'''

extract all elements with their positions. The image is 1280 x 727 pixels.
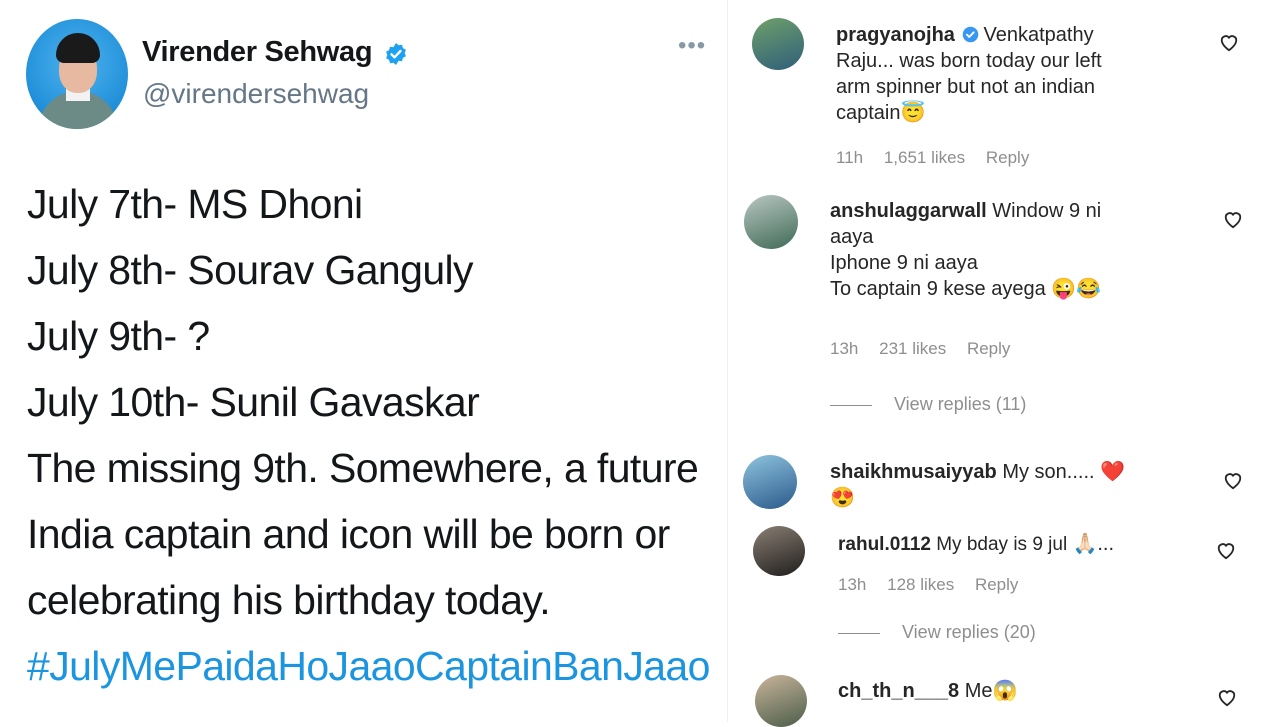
comment-line: captain <box>836 102 901 124</box>
comment-username[interactable]: shaikhmusaiyyab <box>830 461 997 483</box>
comment-username[interactable]: anshulaggarwall <box>830 200 987 222</box>
comment-avatar[interactable] <box>753 526 805 576</box>
comment-emoji: ❤️ <box>1100 461 1126 483</box>
view-replies-button[interactable]: View replies (11) <box>830 394 1026 415</box>
replies-line <box>838 632 880 634</box>
comment-line: aaya <box>830 226 874 248</box>
comment-username[interactable]: pragyanojha <box>836 24 955 46</box>
comment-likes[interactable]: 231 likes <box>879 339 946 358</box>
tweet-author-name[interactable]: Virender Sehwag <box>142 36 373 69</box>
comment-avatar[interactable] <box>744 195 798 249</box>
comment-meta: 13h 128 likes Reply <box>838 575 1034 595</box>
comment-line: Raju... was born today our left <box>836 50 1102 72</box>
heart-outline-icon[interactable] <box>1222 209 1244 229</box>
panel-divider <box>727 0 728 722</box>
comment-line: Iphone 9 ni aaya <box>830 252 978 274</box>
comment-avatar[interactable] <box>752 18 804 70</box>
tweet-text-line: July 8th- Sourav Ganguly <box>27 247 474 293</box>
tweet-text-line: July 7th- MS Dhoni <box>27 181 363 227</box>
tweet-hashtag-link[interactable]: #JulyMePaidaHoJaaoCaptainBanJaao <box>27 643 710 690</box>
comment-likes[interactable]: 1,651 likes <box>884 148 965 167</box>
comment-line: My bday is 9 jul <box>936 534 1068 555</box>
comment-text: anshulaggarwall Window 9 ni aaya Iphone … <box>830 198 1190 302</box>
comment-text: rahul.0112 My bday is 9 jul 🙏🏻... <box>838 531 1188 558</box>
heart-outline-icon[interactable] <box>1218 32 1240 52</box>
comment-line: Me <box>964 680 993 702</box>
comment-reply-button[interactable]: Reply <box>986 148 1029 167</box>
tweet-text-line: July 9th- ? <box>27 313 210 359</box>
comment-emoji: 😇 <box>900 102 926 124</box>
comment-line: arm spinner but not an indian <box>836 76 1096 98</box>
comment-emoji: 🙏🏻... <box>1072 533 1115 555</box>
comment-emoji: 😜😂 <box>1051 278 1102 300</box>
comment-line: Window 9 ni <box>992 200 1102 222</box>
comment-meta: 11h 1,651 likes Reply <box>836 148 1045 168</box>
comment-meta: 13h 231 likes Reply <box>830 339 1026 359</box>
tweet-text-line: The missing 9th. Somewhere, a future <box>27 445 699 491</box>
comment-line: Venkatpathy <box>983 24 1094 46</box>
comment-text: pragyanojha Venkatpathy Raju... was born… <box>836 22 1196 126</box>
comment-time: 11h <box>836 148 864 167</box>
comment-reply-button[interactable]: Reply <box>975 575 1018 594</box>
comment-avatar[interactable] <box>743 455 797 509</box>
tweet-author-avatar[interactable] <box>26 19 128 129</box>
comment-text: ch_th_n___8 Me😱 <box>838 678 1178 704</box>
replies-line <box>830 404 872 406</box>
comment-line: My son..... <box>1002 461 1095 483</box>
comment-text: shaikhmusaiyyab My son..... ❤️ 😍 <box>830 459 1190 511</box>
comment-line: To captain 9 kese ayega <box>830 278 1046 300</box>
heart-outline-icon[interactable] <box>1216 687 1238 707</box>
comment-time: 13h <box>830 339 859 358</box>
comment-emoji: 😱 <box>992 680 1018 702</box>
heart-outline-icon[interactable] <box>1222 470 1244 490</box>
tweet-author-handle[interactable]: @virendersehwag <box>143 78 369 110</box>
view-replies-button[interactable]: View replies (20) <box>838 622 1036 643</box>
comment-time: 13h <box>838 575 867 594</box>
tweet-card: Virender Sehwag @virendersehwag ••• July… <box>0 0 727 722</box>
more-horizontal-icon[interactable]: ••• <box>678 32 706 60</box>
comment-avatar[interactable] <box>755 675 807 727</box>
tweet-text-line: July 10th- Sunil Gavaskar <box>27 379 480 425</box>
comment-emoji: 😍 <box>830 487 855 509</box>
heart-outline-icon[interactable] <box>1215 540 1237 560</box>
verified-badge-icon <box>386 43 406 65</box>
view-replies-label: View replies (20) <box>902 622 1036 642</box>
view-replies-label: View replies (11) <box>894 394 1027 414</box>
verified-badge-icon <box>963 26 979 43</box>
tweet-text-line: celebrating his birthday today. <box>27 577 551 623</box>
comment-username[interactable]: rahul.0112 <box>838 534 931 555</box>
comment-username[interactable]: ch_th_n___8 <box>838 680 959 702</box>
tweet-text-line: India captain and icon will be born or <box>27 511 670 557</box>
avatar-hair <box>56 33 100 63</box>
comment-likes[interactable]: 128 likes <box>887 575 954 594</box>
comment-reply-button[interactable]: Reply <box>967 339 1010 358</box>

'''

- What the task requires: Please update the entries above by replacing "comment-avatar" with "profile-avatar" and keeping everything else the same. Leave the pictures out.

- Answer for this exercise:
extract all elements with their positions. The image is 1280 x 727 pixels.
comment-line: captain <box>836 102 901 124</box>
comment-username[interactable]: shaikhmusaiyyab <box>830 461 997 483</box>
comment-username[interactable]: anshulaggarwall <box>830 200 987 222</box>
profile-avatar[interactable] <box>753 526 805 576</box>
comment-emoji: ❤️ <box>1100 461 1126 483</box>
view-replies-button[interactable]: View replies (11) <box>830 394 1026 415</box>
replies-line <box>838 632 880 634</box>
comment-line: aaya <box>830 226 874 248</box>
comment-username[interactable]: pragyanojha <box>836 24 955 46</box>
comment-likes[interactable]: 231 likes <box>879 339 946 358</box>
tweet-author-name[interactable]: Virender Sehwag <box>142 36 373 69</box>
profile-avatar[interactable] <box>744 195 798 249</box>
comment-meta: 13h 128 likes Reply <box>838 575 1034 595</box>
comment-line: Raju... was born today our left <box>836 50 1102 72</box>
heart-outline-icon[interactable] <box>1222 209 1244 229</box>
panel-divider <box>727 0 728 722</box>
comment-line: Iphone 9 ni aaya <box>830 252 978 274</box>
profile-avatar[interactable] <box>752 18 804 70</box>
tweet-text-line: July 8th- Sourav Ganguly <box>27 247 474 293</box>
tweet-text-line: July 7th- MS Dhoni <box>27 181 363 227</box>
tweet-hashtag-link[interactable]: #JulyMePaidaHoJaaoCaptainBanJaao <box>27 643 710 690</box>
comment-likes[interactable]: 1,651 likes <box>884 148 965 167</box>
comment-line: My bday is 9 jul <box>936 534 1068 555</box>
comment-text: anshulaggarwall Window 9 ni aaya Iphone … <box>830 198 1190 302</box>
comment-text: rahul.0112 My bday is 9 jul 🙏🏻... <box>838 531 1188 558</box>
heart-outline-icon[interactable] <box>1218 32 1240 52</box>
comment-line: Me <box>964 680 993 702</box>
comment-reply-button[interactable]: Reply <box>986 148 1029 167</box>
tweet-text-line: July 9th- ? <box>27 313 210 359</box>
comment-emoji: 😇 <box>900 102 926 124</box>
comment-line: arm spinner but not an indian <box>836 76 1096 98</box>
comment-emoji: 🙏🏻... <box>1072 533 1115 555</box>
comment-emoji: 😜😂 <box>1051 278 1102 300</box>
comment-line: Window 9 ni <box>992 200 1102 222</box>
comment-meta: 11h 1,651 likes Reply <box>836 148 1045 168</box>
comment-meta: 13h 231 likes Reply <box>830 339 1026 359</box>
tweet-text-line: The missing 9th. Somewhere, a future <box>27 445 699 491</box>
comment-line: Venkatpathy <box>983 24 1094 46</box>
comment-text: pragyanojha Venkatpathy Raju... was born… <box>836 22 1196 126</box>
comment-time: 11h <box>836 148 864 167</box>
comment-reply-button[interactable]: Reply <box>975 575 1018 594</box>
profile-avatar[interactable] <box>743 455 797 509</box>
tweet-author-avatar[interactable] <box>26 19 128 129</box>
comment-text: ch_th_n___8 Me😱 <box>838 678 1178 704</box>
replies-line <box>830 404 872 406</box>
comment-line: My son..... <box>1002 461 1095 483</box>
comment-text: shaikhmusaiyyab My son..... ❤️ 😍 <box>830 459 1190 511</box>
comment-line: To captain 9 kese ayega <box>830 278 1046 300</box>
heart-outline-icon[interactable] <box>1216 687 1238 707</box>
comment-time: 13h <box>830 339 859 358</box>
comment-emoji: 😱 <box>992 680 1018 702</box>
heart-outline-icon[interactable] <box>1222 470 1244 490</box>
tweet-author-handle[interactable]: @virendersehwag <box>143 78 369 110</box>
view-replies-button[interactable]: View replies (20) <box>838 622 1036 643</box>
comment-time: 13h <box>838 575 867 594</box>
tweet-card: Virender Sehwag @virendersehwag ••• July… <box>0 0 727 722</box>
more-horizontal-icon[interactable]: ••• <box>678 32 706 60</box>
profile-avatar[interactable] <box>755 675 807 727</box>
tweet-text-line: July 10th- Sunil Gavaskar <box>27 379 480 425</box>
comment-emoji: 😍 <box>830 487 855 509</box>
heart-outline-icon[interactable] <box>1215 540 1237 560</box>
verified-badge-icon <box>386 43 406 65</box>
view-replies-label: View replies (20) <box>902 622 1036 642</box>
view-replies-label: View replies (11) <box>894 394 1027 414</box>
verified-badge-icon <box>963 26 979 43</box>
tweet-text-line: celebrating his birthday today. <box>27 577 551 623</box>
comment-username[interactable]: rahul.0112 <box>838 534 931 555</box>
comment-username[interactable]: ch_th_n___8 <box>838 680 959 702</box>
tweet-text-line: India captain and icon will be born or <box>27 511 670 557</box>
avatar-hair <box>56 33 100 63</box>
comment-likes[interactable]: 128 likes <box>887 575 954 594</box>
comment-reply-button[interactable]: Reply <box>967 339 1010 358</box>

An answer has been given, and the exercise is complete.